## WORK TO DO
Go through the listing and return every line with "который" in it.

(Saved data entries)
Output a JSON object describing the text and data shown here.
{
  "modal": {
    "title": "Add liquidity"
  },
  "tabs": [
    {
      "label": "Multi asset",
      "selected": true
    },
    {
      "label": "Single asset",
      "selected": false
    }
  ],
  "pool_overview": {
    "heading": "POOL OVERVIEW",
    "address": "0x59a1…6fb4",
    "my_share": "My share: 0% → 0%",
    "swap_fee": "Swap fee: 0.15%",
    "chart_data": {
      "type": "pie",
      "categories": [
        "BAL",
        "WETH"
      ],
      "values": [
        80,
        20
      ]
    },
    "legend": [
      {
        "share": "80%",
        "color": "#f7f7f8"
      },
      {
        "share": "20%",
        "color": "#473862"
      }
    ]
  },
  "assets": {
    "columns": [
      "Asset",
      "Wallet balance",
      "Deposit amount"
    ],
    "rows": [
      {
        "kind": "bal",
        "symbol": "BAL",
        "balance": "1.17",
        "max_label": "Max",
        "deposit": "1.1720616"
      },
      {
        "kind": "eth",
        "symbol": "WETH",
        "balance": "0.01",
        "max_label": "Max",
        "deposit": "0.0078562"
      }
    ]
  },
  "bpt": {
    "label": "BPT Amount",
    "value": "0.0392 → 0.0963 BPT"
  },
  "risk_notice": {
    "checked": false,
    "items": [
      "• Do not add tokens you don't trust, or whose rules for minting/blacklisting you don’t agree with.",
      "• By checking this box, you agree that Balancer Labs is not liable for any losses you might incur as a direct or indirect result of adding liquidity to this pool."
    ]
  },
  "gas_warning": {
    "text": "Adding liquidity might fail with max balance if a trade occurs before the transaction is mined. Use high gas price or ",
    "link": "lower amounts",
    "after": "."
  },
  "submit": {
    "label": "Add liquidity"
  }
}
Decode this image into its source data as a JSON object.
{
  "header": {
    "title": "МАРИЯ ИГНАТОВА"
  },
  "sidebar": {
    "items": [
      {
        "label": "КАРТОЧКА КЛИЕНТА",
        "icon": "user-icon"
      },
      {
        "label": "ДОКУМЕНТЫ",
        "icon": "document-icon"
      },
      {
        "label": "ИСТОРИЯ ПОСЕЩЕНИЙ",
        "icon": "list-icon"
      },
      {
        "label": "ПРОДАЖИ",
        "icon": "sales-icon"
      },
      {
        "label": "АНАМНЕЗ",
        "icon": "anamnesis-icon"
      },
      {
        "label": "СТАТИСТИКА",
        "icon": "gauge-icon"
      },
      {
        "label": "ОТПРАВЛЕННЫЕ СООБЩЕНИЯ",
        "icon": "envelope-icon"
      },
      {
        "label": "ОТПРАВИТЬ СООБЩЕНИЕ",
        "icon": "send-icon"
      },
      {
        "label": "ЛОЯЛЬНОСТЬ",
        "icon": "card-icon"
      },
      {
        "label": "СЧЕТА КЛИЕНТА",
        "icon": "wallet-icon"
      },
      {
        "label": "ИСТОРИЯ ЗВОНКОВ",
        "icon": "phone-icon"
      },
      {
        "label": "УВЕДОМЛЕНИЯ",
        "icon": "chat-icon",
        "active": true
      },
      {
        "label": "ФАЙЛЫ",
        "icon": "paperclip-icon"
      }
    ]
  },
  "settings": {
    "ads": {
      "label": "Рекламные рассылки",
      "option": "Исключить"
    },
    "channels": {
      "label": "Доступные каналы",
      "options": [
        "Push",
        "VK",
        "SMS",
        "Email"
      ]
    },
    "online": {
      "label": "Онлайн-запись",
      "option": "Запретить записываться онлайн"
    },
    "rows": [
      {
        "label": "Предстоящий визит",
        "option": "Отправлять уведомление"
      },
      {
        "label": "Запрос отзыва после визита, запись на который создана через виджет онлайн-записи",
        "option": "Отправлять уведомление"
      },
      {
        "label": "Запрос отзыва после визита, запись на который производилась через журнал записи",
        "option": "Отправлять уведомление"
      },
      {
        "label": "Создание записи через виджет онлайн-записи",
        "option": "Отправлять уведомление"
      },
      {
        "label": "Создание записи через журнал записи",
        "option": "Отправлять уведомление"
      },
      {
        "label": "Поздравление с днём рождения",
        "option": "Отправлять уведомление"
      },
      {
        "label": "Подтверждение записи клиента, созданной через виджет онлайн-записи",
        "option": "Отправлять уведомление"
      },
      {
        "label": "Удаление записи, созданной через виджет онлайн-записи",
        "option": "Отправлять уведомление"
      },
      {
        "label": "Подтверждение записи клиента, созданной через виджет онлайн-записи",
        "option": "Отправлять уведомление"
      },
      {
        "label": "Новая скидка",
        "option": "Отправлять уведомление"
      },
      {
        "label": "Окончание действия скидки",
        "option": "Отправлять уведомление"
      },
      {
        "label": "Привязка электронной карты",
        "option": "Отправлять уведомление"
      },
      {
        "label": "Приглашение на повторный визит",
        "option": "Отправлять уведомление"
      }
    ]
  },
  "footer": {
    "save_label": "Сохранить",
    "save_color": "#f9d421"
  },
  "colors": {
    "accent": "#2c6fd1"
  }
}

## FINAL RESULT
        "label": "Запрос отзыва после визита, запись на который создана через виджет онлайн-записи",
        "label": "Запрос отзыва после визита, запись на который производилась через журнал записи",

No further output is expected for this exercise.